» INSTRUCTIES
Kun je alle records hieronder opnieuw geven, met elke "noise-speckle" vervangen door "ruisvlek" en verder alles ongewijzigd?

=== TE VERWERKEN RECORDS ===

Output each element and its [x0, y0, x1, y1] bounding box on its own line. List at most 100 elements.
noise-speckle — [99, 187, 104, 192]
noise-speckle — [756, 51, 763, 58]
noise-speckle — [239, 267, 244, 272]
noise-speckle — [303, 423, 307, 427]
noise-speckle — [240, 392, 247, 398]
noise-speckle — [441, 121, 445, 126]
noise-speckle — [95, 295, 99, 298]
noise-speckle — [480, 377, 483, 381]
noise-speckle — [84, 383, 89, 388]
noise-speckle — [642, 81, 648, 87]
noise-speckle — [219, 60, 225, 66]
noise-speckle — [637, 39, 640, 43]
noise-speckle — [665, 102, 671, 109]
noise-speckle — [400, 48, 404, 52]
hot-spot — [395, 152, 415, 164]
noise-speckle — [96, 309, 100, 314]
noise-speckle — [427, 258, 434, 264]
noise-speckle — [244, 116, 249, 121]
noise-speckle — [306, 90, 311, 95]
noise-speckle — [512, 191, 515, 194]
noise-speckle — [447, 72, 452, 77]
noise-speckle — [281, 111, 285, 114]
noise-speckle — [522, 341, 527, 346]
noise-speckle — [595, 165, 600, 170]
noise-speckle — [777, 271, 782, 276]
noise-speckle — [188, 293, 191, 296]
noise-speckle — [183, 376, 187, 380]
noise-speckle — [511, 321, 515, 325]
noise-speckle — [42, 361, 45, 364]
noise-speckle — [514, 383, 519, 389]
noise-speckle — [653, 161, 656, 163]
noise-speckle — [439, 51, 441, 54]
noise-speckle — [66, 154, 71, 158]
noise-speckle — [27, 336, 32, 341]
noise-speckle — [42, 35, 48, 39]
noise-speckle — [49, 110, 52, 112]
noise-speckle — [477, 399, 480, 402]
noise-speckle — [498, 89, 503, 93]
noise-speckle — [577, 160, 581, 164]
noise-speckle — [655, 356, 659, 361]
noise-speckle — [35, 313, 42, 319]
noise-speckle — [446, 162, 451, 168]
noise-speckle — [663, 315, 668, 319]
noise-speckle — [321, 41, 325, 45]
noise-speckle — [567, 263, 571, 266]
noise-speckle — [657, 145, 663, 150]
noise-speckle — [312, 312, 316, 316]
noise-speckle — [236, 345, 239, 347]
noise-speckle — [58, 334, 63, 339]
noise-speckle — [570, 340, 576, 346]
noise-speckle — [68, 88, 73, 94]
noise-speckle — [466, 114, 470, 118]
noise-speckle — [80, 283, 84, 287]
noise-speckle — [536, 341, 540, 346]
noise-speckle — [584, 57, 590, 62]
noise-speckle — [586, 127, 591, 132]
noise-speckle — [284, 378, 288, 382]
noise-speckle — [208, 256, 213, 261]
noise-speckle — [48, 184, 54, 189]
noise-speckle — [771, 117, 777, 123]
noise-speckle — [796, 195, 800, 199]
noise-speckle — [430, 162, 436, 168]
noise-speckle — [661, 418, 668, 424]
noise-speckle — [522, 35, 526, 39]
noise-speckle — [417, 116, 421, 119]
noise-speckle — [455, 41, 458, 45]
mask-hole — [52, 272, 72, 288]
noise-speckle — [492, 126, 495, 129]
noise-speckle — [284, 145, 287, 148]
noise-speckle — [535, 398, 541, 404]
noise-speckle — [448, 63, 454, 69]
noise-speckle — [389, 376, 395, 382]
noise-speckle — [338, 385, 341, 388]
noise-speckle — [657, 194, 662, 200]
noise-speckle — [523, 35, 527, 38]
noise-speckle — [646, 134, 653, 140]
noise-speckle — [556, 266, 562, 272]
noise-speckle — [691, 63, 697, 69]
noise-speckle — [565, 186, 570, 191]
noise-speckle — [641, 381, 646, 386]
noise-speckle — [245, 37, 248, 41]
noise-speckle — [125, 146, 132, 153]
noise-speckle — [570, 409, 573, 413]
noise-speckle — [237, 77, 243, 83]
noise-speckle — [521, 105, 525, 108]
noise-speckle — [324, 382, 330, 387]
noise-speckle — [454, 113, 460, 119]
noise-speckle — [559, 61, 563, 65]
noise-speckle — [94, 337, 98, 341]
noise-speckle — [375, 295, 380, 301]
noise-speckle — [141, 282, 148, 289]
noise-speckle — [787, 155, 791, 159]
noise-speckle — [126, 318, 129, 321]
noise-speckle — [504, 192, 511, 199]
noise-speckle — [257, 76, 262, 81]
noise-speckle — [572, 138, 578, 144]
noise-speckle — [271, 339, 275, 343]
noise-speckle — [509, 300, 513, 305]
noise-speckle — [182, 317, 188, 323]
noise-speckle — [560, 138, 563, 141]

===

» VOLLEDIGE UITVOER
Output each element and its [x0, y0, x1, y1] bounding box on its own line. List at most 100 elements.
ruisvlek — [99, 187, 104, 192]
ruisvlek — [756, 51, 763, 58]
ruisvlek — [239, 267, 244, 272]
ruisvlek — [303, 423, 307, 427]
ruisvlek — [240, 392, 247, 398]
ruisvlek — [441, 121, 445, 126]
ruisvlek — [95, 295, 99, 298]
ruisvlek — [480, 377, 483, 381]
ruisvlek — [84, 383, 89, 388]
ruisvlek — [642, 81, 648, 87]
ruisvlek — [219, 60, 225, 66]
ruisvlek — [637, 39, 640, 43]
ruisvlek — [665, 102, 671, 109]
ruisvlek — [400, 48, 404, 52]
hot-spot — [395, 152, 415, 164]
ruisvlek — [96, 309, 100, 314]
ruisvlek — [427, 258, 434, 264]
ruisvlek — [244, 116, 249, 121]
ruisvlek — [306, 90, 311, 95]
ruisvlek — [512, 191, 515, 194]
ruisvlek — [447, 72, 452, 77]
ruisvlek — [281, 111, 285, 114]
ruisvlek — [522, 341, 527, 346]
ruisvlek — [595, 165, 600, 170]
ruisvlek — [777, 271, 782, 276]
ruisvlek — [188, 293, 191, 296]
ruisvlek — [183, 376, 187, 380]
ruisvlek — [511, 321, 515, 325]
ruisvlek — [42, 361, 45, 364]
ruisvlek — [514, 383, 519, 389]
ruisvlek — [653, 161, 656, 163]
ruisvlek — [439, 51, 441, 54]
ruisvlek — [66, 154, 71, 158]
ruisvlek — [27, 336, 32, 341]
ruisvlek — [42, 35, 48, 39]
ruisvlek — [49, 110, 52, 112]
ruisvlek — [477, 399, 480, 402]
ruisvlek — [498, 89, 503, 93]
ruisvlek — [577, 160, 581, 164]
ruisvlek — [655, 356, 659, 361]
ruisvlek — [35, 313, 42, 319]
ruisvlek — [446, 162, 451, 168]
ruisvlek — [663, 315, 668, 319]
ruisvlek — [321, 41, 325, 45]
ruisvlek — [567, 263, 571, 266]
ruisvlek — [657, 145, 663, 150]
ruisvlek — [312, 312, 316, 316]
ruisvlek — [236, 345, 239, 347]
ruisvlek — [58, 334, 63, 339]
ruisvlek — [570, 340, 576, 346]
ruisvlek — [68, 88, 73, 94]
ruisvlek — [466, 114, 470, 118]
ruisvlek — [80, 283, 84, 287]
ruisvlek — [536, 341, 540, 346]
ruisvlek — [584, 57, 590, 62]
ruisvlek — [586, 127, 591, 132]
ruisvlek — [284, 378, 288, 382]
ruisvlek — [208, 256, 213, 261]
ruisvlek — [48, 184, 54, 189]
ruisvlek — [771, 117, 777, 123]
ruisvlek — [796, 195, 800, 199]
ruisvlek — [430, 162, 436, 168]
ruisvlek — [661, 418, 668, 424]
ruisvlek — [522, 35, 526, 39]
ruisvlek — [417, 116, 421, 119]
ruisvlek — [455, 41, 458, 45]
mask-hole — [52, 272, 72, 288]
ruisvlek — [492, 126, 495, 129]
ruisvlek — [284, 145, 287, 148]
ruisvlek — [535, 398, 541, 404]
ruisvlek — [448, 63, 454, 69]
ruisvlek — [389, 376, 395, 382]
ruisvlek — [338, 385, 341, 388]
ruisvlek — [657, 194, 662, 200]
ruisvlek — [523, 35, 527, 38]
ruisvlek — [646, 134, 653, 140]
ruisvlek — [556, 266, 562, 272]
ruisvlek — [691, 63, 697, 69]
ruisvlek — [565, 186, 570, 191]
ruisvlek — [641, 381, 646, 386]
ruisvlek — [245, 37, 248, 41]
ruisvlek — [125, 146, 132, 153]
ruisvlek — [570, 409, 573, 413]
ruisvlek — [237, 77, 243, 83]
ruisvlek — [521, 105, 525, 108]
ruisvlek — [324, 382, 330, 387]
ruisvlek — [454, 113, 460, 119]
ruisvlek — [559, 61, 563, 65]
ruisvlek — [94, 337, 98, 341]
ruisvlek — [375, 295, 380, 301]
ruisvlek — [141, 282, 148, 289]
ruisvlek — [787, 155, 791, 159]
ruisvlek — [126, 318, 129, 321]
ruisvlek — [504, 192, 511, 199]
ruisvlek — [257, 76, 262, 81]
ruisvlek — [572, 138, 578, 144]
ruisvlek — [271, 339, 275, 343]
ruisvlek — [509, 300, 513, 305]
ruisvlek — [182, 317, 188, 323]
ruisvlek — [560, 138, 563, 141]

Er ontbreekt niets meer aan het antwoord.